--- RECORDS SHOWN ---

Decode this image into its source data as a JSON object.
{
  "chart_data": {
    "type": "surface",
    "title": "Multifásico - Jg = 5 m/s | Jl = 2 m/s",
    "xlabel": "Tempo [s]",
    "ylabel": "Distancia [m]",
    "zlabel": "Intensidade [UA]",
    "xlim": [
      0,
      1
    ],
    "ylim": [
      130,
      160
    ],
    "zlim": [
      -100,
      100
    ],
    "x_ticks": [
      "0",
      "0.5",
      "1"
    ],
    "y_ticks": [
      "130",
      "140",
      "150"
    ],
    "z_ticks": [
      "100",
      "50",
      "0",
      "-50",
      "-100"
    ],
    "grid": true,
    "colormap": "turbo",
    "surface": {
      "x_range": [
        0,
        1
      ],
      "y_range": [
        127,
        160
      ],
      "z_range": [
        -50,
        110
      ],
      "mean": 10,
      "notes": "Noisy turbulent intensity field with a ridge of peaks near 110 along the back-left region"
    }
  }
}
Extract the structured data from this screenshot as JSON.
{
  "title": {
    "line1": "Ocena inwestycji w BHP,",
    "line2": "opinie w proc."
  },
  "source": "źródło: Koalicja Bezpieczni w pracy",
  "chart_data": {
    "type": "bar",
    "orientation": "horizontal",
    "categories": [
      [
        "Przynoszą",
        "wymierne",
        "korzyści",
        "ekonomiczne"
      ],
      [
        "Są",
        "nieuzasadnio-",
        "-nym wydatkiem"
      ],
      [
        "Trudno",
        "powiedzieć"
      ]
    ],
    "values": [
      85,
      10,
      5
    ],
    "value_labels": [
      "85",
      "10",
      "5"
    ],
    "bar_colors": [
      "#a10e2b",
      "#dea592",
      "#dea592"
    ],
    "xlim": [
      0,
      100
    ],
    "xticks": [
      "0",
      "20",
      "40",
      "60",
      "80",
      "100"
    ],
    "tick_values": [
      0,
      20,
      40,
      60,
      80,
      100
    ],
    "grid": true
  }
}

---

TASK DESCRIPTION —
Extract the full listing above without alteration.

RIGHT ANSWER —
Decode this image into its source data as a JSON object.
{
  "chart_data": {
    "type": "surface",
    "title": "Multifásico - Jg = 5 m/s | Jl = 2 m/s",
    "xlabel": "Tempo [s]",
    "ylabel": "Distancia [m]",
    "zlabel": "Intensidade [UA]",
    "xlim": [
      0,
      1
    ],
    "ylim": [
      130,
      160
    ],
    "zlim": [
      -100,
      100
    ],
    "x_ticks": [
      "0",
      "0.5",
      "1"
    ],
    "y_ticks": [
      "130",
      "140",
      "150"
    ],
    "z_ticks": [
      "100",
      "50",
      "0",
      "-50",
      "-100"
    ],
    "grid": true,
    "colormap": "turbo",
    "surface": {
      "x_range": [
        0,
        1
      ],
      "y_range": [
        127,
        160
      ],
      "z_range": [
        -50,
        110
      ],
      "mean": 10,
      "notes": "Noisy turbulent intensity field with a ridge of peaks near 110 along the back-left region"
    }
  }
}
Extract the structured data from this screenshot as JSON.
{
  "title": {
    "line1": "Ocena inwestycji w BHP,",
    "line2": "opinie w proc."
  },
  "source": "źródło: Koalicja Bezpieczni w pracy",
  "chart_data": {
    "type": "bar",
    "orientation": "horizontal",
    "categories": [
      [
        "Przynoszą",
        "wymierne",
        "korzyści",
        "ekonomiczne"
      ],
      [
        "Są",
        "nieuzasadnio-",
        "-nym wydatkiem"
      ],
      [
        "Trudno",
        "powiedzieć"
      ]
    ],
    "values": [
      85,
      10,
      5
    ],
    "value_labels": [
      "85",
      "10",
      "5"
    ],
    "bar_colors": [
      "#a10e2b",
      "#dea592",
      "#dea592"
    ],
    "xlim": [
      0,
      100
    ],
    "xticks": [
      "0",
      "20",
      "40",
      "60",
      "80",
      "100"
    ],
    "tick_values": [
      0,
      20,
      40,
      60,
      80,
      100
    ],
    "grid": true
  }
}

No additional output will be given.